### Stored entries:
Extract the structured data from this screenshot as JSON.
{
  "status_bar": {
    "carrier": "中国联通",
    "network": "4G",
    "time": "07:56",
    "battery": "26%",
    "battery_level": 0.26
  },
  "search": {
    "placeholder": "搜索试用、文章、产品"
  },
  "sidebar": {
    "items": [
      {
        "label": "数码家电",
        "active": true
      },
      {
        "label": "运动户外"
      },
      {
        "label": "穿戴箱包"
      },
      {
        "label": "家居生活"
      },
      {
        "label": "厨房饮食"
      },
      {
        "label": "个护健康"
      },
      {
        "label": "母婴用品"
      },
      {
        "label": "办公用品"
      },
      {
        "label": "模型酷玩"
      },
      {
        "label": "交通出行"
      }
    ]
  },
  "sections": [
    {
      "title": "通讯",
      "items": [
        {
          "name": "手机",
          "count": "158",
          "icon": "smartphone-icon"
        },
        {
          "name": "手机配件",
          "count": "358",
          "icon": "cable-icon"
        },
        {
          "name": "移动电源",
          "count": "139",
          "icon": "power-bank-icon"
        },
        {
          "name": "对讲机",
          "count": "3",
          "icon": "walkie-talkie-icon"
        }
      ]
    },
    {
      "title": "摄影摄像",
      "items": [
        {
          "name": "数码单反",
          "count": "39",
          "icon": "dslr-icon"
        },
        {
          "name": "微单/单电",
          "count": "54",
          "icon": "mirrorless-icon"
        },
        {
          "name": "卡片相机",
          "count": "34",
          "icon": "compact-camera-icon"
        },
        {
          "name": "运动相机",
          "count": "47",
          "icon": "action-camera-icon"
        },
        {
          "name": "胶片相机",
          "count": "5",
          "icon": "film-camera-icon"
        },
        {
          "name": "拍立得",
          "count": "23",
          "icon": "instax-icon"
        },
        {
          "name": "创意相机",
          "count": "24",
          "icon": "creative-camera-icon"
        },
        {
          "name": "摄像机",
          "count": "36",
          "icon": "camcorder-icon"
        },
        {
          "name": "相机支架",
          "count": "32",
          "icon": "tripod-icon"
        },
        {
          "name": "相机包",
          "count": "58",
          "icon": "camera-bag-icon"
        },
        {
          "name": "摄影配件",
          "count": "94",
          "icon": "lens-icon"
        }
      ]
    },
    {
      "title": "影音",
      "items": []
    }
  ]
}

### PROMPT:
Select and copy every line of the listing with the word "label".

### THE ANSWER:
        "label": "数码家电",
        "label": "运动户外"
        "label": "穿戴箱包"
        "label": "家居生活"
        "label": "厨房饮食"
        "label": "个护健康"
        "label": "母婴用品"
        "label": "办公用品"
        "label": "模型酷玩"
        "label": "交通出行"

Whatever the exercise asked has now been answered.